» Written problem 1:
According to the forum post about monitoring information from third-party sites, how many districts does Vienna have?
» Written problem 2:
Extend the forum post about monitoring information from third-party sites, picking up right after its final sentence.

-- START OF Excerpt provided --

How to monitor, overwatch external Information from 3rd Party Sites? With Website Scraping?

Relax and enjoy The Lounge. For all Non-Joomla! topics or ones that don't fit anywhere else. Normal forum rules apply.
Post Reply
MyFirstPage
Joomla! Enthusiast
Joomla! Enthusiast
Posts: 217
Joined: Thu Feb 25, 2010 4:37 pm

How to monitor, overwatch external Information from 3rd Party Sites? With Website Scraping?

Post by MyFirstPage » Tue Nov 12, 2019 8:52 pm

Hi
A Simple Question. How does everyone here keep external Data Updated?
For example you write about Stuff that happen in your Area and you constantly have to Monitor Press Articles, Articles from the different Political Party, different Public Transport Company, Road Service,...
How to do this without a army of People?
Sure I saw many [youtube] Videos about Website Scraping and other stuff how "Researcher" aka Hacker Scraped a News Platform and Analysed parts of the Articles and showed how "right wing" the ared... :pop

I want to some different think for example just monitor the Opening Hours, Phone Number,... and looking for some Interesting [youtube] Videos who I can embed.
The same for Article from Political Party. We have in Vienna 23 Districts with (maybe I never counted them) 23 "local" Branches of each Party lets say 5 major Political Partys that mean 120 different Facebook Accounts to Monitor if some Buzz Words, Phases fall who I am interested into.

So I still mention before I saw some People who do this before but the refuse to say what kind of Software the used for. The only replay I got from the Internet was "learn a Script Language"....

-- END OF Excerpt provided --
-- START OF Supplied data --

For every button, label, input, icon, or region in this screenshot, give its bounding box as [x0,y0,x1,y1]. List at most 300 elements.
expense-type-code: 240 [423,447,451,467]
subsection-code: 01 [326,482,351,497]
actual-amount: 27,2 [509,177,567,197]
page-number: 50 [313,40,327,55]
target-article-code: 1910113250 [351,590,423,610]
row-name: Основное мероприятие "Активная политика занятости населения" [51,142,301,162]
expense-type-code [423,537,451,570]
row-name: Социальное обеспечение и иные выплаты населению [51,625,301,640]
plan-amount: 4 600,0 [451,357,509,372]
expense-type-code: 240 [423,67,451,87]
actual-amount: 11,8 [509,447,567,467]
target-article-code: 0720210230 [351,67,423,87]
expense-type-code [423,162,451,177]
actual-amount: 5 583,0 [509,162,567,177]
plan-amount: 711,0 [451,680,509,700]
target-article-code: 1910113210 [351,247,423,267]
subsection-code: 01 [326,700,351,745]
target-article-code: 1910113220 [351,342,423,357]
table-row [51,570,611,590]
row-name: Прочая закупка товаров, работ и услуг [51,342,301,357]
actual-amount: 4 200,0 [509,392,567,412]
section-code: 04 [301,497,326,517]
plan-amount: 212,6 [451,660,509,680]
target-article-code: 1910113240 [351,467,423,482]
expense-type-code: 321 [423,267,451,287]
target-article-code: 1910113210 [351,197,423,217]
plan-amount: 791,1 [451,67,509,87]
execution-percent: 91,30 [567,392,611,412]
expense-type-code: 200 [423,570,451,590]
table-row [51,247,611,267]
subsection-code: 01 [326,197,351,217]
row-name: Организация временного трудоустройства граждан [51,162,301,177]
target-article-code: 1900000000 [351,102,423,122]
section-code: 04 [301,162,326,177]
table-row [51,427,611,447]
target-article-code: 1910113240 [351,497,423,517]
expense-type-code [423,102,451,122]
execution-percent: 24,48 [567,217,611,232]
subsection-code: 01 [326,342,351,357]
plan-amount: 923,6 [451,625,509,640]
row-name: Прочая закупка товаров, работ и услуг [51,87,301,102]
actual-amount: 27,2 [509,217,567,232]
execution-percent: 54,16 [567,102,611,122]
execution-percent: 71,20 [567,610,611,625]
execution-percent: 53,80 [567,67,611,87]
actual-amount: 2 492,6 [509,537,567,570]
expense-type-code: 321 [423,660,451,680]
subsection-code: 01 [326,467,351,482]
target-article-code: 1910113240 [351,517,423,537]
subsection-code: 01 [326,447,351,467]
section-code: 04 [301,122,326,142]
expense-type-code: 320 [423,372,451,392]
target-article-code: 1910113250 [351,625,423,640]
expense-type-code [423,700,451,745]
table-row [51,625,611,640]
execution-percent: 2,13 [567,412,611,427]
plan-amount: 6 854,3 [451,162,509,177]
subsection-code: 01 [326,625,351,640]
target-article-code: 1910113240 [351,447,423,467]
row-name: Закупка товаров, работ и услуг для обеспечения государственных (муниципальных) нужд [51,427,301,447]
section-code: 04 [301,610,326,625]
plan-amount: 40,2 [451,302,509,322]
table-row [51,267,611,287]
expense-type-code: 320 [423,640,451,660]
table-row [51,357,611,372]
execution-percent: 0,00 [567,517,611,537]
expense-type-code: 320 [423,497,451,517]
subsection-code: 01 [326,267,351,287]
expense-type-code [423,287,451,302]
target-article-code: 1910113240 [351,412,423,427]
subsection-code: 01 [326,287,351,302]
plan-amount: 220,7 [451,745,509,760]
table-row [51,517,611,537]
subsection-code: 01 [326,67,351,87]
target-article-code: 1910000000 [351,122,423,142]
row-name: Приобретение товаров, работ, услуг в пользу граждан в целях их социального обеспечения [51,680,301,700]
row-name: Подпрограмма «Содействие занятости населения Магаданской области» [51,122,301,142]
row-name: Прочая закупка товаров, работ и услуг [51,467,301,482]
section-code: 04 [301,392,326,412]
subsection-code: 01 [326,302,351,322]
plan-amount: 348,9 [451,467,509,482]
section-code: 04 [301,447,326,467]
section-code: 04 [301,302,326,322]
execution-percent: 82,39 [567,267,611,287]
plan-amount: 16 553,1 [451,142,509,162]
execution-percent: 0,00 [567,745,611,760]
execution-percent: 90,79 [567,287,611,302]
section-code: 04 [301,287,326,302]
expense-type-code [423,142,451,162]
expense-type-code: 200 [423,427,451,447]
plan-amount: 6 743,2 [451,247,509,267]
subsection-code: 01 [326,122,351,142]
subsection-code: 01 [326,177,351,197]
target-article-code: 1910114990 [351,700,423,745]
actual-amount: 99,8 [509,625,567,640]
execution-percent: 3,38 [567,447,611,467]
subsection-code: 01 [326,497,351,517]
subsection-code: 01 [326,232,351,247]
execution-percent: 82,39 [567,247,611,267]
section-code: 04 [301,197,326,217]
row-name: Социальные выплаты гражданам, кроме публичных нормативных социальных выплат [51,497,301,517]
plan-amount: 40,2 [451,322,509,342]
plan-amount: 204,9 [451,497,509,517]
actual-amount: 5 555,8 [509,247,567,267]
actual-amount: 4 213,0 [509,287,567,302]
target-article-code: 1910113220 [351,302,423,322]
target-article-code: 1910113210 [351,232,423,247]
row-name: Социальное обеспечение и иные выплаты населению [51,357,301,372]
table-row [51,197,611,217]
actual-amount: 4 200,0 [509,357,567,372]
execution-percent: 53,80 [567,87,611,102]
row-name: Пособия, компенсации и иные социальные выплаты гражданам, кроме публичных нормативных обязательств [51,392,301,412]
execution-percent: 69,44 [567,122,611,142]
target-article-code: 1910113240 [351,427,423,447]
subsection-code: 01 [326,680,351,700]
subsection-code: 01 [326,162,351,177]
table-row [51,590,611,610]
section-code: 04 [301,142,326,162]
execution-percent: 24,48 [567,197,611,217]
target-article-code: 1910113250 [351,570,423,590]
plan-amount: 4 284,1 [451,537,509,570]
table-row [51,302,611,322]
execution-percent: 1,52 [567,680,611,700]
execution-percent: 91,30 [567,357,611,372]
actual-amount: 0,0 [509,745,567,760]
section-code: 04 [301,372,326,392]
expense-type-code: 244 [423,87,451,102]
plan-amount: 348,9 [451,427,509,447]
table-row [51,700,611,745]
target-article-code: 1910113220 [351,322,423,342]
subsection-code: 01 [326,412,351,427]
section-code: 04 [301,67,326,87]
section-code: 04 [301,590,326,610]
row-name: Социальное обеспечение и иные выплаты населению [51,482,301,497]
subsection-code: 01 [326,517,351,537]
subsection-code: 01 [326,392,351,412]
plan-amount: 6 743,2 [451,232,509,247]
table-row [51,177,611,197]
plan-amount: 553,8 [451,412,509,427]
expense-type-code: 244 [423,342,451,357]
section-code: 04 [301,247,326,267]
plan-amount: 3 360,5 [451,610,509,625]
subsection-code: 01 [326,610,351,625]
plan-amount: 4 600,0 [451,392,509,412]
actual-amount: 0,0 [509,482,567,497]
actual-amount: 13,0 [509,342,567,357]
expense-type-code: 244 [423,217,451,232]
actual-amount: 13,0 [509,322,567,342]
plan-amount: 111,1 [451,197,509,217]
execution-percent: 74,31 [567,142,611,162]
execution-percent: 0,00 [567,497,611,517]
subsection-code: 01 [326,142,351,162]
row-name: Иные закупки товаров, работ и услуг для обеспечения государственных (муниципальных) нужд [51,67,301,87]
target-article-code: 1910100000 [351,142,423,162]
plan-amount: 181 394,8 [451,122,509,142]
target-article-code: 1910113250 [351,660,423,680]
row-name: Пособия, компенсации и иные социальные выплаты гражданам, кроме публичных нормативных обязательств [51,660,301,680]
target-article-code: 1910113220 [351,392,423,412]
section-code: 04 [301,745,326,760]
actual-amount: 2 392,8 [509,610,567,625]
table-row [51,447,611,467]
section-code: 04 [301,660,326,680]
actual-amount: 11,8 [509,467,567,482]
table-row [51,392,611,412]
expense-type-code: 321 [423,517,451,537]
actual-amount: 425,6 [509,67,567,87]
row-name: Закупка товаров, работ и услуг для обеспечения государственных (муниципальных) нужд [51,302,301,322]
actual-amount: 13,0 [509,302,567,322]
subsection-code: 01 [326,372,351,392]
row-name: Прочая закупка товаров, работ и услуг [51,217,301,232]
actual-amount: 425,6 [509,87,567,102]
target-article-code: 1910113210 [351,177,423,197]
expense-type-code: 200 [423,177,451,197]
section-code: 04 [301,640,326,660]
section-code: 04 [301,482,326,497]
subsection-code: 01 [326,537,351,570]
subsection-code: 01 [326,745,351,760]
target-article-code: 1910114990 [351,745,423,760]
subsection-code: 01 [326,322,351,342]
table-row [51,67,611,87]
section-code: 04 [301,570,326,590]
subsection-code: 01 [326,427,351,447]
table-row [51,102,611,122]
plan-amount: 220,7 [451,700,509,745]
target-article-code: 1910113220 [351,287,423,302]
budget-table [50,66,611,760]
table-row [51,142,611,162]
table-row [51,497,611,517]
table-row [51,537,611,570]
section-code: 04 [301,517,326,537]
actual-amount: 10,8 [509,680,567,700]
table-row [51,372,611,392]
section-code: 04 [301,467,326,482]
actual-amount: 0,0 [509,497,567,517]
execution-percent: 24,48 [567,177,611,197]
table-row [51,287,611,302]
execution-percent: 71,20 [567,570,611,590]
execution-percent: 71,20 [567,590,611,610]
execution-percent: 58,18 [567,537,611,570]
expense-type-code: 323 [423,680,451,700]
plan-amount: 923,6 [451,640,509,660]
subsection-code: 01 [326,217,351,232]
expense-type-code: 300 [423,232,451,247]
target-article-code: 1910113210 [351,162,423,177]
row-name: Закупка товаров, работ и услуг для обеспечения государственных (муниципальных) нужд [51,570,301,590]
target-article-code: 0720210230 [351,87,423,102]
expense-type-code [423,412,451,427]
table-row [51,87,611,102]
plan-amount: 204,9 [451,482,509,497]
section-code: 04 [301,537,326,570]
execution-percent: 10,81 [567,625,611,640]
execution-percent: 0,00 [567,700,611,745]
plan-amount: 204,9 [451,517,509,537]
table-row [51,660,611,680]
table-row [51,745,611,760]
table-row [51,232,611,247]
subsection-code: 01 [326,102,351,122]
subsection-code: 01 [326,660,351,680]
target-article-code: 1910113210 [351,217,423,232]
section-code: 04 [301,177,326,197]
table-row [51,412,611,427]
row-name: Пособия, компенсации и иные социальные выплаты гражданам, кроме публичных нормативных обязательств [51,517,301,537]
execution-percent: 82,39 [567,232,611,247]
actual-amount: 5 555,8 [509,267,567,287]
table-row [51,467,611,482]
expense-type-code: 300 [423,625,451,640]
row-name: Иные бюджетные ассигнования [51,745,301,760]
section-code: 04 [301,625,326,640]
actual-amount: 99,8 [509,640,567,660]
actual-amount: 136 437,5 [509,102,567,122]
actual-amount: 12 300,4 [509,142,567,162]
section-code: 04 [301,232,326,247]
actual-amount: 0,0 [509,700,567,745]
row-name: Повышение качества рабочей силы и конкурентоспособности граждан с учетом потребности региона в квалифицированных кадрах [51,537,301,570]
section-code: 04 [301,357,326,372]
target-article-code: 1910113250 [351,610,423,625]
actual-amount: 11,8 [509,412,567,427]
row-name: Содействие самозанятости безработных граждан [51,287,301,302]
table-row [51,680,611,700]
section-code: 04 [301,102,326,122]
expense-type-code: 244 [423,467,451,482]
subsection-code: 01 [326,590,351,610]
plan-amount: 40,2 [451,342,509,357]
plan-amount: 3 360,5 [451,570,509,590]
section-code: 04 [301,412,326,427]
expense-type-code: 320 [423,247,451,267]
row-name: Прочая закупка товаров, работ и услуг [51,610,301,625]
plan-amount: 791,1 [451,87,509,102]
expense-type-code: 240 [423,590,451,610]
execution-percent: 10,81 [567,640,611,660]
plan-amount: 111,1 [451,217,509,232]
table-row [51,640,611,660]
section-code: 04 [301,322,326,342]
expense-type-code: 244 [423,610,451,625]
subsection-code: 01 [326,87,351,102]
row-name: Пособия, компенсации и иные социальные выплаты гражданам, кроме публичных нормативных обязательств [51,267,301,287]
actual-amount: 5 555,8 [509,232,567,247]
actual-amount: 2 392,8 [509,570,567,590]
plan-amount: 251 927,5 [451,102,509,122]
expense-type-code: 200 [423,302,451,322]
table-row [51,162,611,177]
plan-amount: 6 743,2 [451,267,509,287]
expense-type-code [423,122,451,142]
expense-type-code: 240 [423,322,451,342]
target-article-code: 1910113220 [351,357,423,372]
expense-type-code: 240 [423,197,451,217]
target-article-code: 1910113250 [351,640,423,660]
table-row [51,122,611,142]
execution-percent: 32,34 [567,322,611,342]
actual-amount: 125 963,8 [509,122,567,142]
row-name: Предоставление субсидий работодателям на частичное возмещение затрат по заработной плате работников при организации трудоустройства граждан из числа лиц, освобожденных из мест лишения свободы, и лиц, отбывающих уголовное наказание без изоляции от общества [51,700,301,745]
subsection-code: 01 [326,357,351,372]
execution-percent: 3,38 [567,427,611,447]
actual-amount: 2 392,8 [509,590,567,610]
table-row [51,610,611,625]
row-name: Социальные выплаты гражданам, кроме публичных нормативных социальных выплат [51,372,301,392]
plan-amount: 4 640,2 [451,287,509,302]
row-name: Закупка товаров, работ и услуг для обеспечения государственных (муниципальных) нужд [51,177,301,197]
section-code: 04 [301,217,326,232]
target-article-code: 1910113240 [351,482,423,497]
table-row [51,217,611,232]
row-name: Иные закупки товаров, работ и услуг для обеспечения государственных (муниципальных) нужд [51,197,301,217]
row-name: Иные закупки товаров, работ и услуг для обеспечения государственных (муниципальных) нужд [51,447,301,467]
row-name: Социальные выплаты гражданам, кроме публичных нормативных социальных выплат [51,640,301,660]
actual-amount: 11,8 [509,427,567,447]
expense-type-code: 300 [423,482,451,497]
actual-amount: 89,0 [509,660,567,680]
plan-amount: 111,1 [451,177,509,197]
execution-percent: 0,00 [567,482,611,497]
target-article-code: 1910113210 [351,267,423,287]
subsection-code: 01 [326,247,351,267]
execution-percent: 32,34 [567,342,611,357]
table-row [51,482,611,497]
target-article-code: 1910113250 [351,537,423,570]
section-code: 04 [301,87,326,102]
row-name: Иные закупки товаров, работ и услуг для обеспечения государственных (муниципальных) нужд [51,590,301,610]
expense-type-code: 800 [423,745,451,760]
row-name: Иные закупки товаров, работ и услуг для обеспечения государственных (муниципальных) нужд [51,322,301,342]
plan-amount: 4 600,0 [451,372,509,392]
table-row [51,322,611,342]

-- END OF Supplied data --

» Reply 1:
Vienna has 23 districts.

» Reply 2:
Hopefully nobody here want bake a Cake or Cook a Meal those People would maybe replay with: "Lean how to become a professional Chef"... Help full? No...

 
User avatar
pe7er
Joomla! Master
Joomla! Master
Posts: 22420
Joined: Thu Aug 18, 2005 8:55 pm
Location: Nijmegen, Netherlands
Contact:

Re: How to monitor, overwatch external Information from 3rd Party Sites? With Website Scraping?

Post by pe7er » Tue Nov 12, 2019 10:02 pm

First I'd look for an API to use.
If there isn't an API available, I would use a scraper script to get the necessary information from the page.
Kind Regards,
Peter Martin, Global Moderator
https://db8.nl - Joomla specialist, Nijmegen, Nederland
Co-developer of d2 Content https://data2site.com/joomla-extensions/d2-content

MyFirstPage
Joomla! Enthusiast
Joomla! Enthusiast
Posts: 217
Joined: Thu Feb 25, 2010 4:37 pm

Re: How to monitor, overwatch external Information from 3rd Party Sites? With Website Scraping?

Post by MyFirstPage » Tue Nov 12, 2019 11:14 pm

The former Austrian State owned Railway have an RSS Feed: https://fahrplan.oebb.at/bin/help.exe/e ... _news_oebb& who could be interesting to read out.
In Germany where often a Train get Broken there is a way to link some Date together to geth a Database of Broken thinks on there Train.
So I would need to get there Data into a DB to Work with later. Sadly I dont find any Information how to scrape it.

User avatar
pe7er
Joomla! Master
Joomla! Master
Posts: 22420
Joined: Thu Aug 18, 2005 8:55 pm
Location: Nijmegen, Netherlands
Contact:

Re: How to monitor, overwatch external Information from 3rd Party Sites? With Website Scraping?

Post by pe7er » Wed Nov 13, 2019 12:22 am

MyFirstPage wrote:
Tue Nov 12, 2019 11:14 pm
So I would need to get there Data into a DB to Work with later. Sadly I dont find any Information how to scrape it.
I've done a presentation "Scraping your HTML site to Joomla" at JandBeyond 2017.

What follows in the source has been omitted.